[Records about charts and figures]

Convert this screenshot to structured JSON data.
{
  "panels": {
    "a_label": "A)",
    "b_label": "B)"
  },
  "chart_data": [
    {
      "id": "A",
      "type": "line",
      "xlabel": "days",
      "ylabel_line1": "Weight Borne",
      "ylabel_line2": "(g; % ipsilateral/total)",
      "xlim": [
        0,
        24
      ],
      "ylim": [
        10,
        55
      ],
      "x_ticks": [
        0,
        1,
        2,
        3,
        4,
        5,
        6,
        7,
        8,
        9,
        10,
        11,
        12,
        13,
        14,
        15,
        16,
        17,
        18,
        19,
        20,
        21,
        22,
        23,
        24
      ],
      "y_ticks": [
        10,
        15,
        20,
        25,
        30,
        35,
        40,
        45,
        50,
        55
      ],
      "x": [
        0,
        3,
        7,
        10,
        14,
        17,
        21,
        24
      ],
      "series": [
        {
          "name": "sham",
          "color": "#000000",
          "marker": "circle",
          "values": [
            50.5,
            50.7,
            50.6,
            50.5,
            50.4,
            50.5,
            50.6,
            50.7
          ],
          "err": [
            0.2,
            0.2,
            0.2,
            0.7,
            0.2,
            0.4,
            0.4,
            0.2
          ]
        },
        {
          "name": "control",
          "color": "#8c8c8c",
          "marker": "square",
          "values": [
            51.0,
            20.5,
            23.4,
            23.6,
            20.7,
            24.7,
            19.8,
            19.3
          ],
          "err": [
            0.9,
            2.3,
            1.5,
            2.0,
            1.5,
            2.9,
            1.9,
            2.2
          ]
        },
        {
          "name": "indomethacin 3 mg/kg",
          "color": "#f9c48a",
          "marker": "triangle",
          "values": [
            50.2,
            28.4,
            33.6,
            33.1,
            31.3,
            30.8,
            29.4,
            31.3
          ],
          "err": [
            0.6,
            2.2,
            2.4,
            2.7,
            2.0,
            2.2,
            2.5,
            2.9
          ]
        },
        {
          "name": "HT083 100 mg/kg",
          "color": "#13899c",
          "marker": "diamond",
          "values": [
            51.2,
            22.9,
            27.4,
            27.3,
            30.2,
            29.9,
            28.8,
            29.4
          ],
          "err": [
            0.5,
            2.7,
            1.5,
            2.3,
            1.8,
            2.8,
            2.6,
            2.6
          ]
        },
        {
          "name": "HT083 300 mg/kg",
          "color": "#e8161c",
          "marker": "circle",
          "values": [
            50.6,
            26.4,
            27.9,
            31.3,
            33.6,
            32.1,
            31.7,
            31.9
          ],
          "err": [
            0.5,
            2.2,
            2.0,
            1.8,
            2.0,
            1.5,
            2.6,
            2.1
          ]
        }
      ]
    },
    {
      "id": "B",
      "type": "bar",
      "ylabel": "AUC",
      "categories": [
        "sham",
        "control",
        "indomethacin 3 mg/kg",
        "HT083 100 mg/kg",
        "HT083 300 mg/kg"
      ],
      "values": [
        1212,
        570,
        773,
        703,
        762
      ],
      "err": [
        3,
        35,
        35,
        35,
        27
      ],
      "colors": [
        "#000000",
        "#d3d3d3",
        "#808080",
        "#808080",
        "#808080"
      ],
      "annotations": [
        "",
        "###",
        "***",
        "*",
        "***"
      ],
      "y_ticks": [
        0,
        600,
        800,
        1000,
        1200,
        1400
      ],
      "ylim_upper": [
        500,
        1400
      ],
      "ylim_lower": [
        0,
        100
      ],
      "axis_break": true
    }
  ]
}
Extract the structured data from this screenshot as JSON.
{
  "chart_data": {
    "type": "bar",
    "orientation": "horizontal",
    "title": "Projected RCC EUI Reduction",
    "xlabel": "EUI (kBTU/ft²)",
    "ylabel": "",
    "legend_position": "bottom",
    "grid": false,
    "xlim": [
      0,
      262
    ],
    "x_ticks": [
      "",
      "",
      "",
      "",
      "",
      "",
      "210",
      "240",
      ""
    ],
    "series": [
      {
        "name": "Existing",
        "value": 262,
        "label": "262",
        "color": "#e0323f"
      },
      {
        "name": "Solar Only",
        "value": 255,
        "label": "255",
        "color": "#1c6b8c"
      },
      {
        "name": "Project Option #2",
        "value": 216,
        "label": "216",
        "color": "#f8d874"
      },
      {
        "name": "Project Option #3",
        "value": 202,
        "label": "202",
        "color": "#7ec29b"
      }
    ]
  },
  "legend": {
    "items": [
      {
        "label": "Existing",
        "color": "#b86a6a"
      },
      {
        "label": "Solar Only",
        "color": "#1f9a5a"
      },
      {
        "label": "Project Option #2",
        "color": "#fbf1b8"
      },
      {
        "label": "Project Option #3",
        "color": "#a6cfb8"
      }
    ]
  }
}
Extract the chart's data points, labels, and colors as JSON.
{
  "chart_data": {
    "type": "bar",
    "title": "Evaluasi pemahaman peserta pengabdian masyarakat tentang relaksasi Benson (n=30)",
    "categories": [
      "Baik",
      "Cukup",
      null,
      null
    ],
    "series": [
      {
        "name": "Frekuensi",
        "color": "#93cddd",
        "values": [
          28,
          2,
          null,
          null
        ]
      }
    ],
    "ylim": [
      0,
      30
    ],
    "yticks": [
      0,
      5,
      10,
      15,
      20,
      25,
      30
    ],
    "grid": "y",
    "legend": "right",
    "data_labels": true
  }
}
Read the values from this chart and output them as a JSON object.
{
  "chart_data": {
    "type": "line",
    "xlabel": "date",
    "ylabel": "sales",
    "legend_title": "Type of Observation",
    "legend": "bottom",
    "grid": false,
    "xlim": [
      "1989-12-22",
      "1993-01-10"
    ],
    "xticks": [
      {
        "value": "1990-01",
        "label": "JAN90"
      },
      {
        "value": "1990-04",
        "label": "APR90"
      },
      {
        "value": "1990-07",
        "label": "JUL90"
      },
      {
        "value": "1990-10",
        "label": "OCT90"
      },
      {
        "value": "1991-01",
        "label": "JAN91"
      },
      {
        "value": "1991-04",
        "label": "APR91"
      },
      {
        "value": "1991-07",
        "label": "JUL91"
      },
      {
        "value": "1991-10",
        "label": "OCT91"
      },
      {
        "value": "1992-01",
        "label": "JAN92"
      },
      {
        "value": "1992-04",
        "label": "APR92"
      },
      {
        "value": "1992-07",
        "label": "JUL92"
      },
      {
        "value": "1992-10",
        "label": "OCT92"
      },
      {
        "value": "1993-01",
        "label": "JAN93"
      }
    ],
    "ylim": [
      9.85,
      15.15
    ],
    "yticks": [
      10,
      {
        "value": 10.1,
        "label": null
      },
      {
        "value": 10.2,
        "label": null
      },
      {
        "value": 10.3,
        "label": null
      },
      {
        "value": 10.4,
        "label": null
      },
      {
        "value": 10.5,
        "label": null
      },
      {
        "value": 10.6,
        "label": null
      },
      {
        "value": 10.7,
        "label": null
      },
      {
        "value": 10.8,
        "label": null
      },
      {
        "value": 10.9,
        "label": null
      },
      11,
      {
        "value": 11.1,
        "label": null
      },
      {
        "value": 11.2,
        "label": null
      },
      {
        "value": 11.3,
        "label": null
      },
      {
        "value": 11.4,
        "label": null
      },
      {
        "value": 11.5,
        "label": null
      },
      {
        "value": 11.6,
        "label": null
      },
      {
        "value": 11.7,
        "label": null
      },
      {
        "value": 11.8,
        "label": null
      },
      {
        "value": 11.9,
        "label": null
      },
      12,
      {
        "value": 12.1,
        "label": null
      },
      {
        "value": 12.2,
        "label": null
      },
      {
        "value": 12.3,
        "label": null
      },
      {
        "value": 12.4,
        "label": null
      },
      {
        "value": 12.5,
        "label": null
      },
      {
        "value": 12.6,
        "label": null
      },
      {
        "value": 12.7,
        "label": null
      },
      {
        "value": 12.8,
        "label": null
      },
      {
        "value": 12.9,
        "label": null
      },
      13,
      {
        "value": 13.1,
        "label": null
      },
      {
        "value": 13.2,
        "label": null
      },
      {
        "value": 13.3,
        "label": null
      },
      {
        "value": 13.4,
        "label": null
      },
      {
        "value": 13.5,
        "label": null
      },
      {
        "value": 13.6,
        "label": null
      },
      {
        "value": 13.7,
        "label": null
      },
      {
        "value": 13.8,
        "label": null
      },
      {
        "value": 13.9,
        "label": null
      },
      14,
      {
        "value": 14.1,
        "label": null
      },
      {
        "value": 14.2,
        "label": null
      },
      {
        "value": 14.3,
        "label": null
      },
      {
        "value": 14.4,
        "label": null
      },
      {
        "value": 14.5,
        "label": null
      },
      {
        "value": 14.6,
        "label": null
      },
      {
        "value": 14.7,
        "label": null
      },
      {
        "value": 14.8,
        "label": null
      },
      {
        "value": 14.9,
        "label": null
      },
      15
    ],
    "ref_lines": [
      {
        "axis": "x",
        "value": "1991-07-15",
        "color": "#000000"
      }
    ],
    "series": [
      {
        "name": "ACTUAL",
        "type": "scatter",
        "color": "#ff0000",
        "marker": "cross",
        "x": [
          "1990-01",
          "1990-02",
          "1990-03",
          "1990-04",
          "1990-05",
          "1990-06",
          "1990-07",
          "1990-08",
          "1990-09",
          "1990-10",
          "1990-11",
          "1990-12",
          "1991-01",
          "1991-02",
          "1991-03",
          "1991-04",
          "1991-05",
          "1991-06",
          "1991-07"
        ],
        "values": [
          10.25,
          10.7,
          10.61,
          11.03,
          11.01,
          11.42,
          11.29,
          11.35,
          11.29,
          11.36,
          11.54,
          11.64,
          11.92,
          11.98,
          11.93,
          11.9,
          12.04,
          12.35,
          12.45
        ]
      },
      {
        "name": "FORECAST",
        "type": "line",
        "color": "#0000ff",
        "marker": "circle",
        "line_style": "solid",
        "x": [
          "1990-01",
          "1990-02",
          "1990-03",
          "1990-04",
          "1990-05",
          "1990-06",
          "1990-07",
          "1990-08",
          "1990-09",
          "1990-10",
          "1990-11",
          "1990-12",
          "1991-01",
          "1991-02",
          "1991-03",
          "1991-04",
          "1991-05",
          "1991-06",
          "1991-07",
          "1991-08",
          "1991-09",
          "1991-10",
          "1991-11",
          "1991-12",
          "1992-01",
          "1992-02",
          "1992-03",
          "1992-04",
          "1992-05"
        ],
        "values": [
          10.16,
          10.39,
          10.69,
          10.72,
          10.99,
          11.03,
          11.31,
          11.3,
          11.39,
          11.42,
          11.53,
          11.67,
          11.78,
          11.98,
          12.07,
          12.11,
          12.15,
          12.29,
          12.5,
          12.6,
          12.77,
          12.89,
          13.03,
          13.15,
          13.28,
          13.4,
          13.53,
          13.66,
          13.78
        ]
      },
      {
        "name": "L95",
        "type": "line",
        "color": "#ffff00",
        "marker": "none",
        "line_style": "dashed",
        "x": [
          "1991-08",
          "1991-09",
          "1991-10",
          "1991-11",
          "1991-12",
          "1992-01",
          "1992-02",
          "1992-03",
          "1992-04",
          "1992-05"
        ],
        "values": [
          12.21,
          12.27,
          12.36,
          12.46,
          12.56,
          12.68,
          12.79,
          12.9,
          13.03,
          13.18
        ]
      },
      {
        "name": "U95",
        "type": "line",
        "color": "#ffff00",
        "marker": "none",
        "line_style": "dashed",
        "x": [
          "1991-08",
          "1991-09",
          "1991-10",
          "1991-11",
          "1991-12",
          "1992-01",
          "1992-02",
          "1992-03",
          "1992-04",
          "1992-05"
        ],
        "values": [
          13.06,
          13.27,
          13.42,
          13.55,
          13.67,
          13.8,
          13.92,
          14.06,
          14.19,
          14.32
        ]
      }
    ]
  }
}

**Task to complete:** Copy every line of the data that holds the string "colors".

**Final result:**
      "colors": [
Extract the chart's data points, labels, and colors as JSON.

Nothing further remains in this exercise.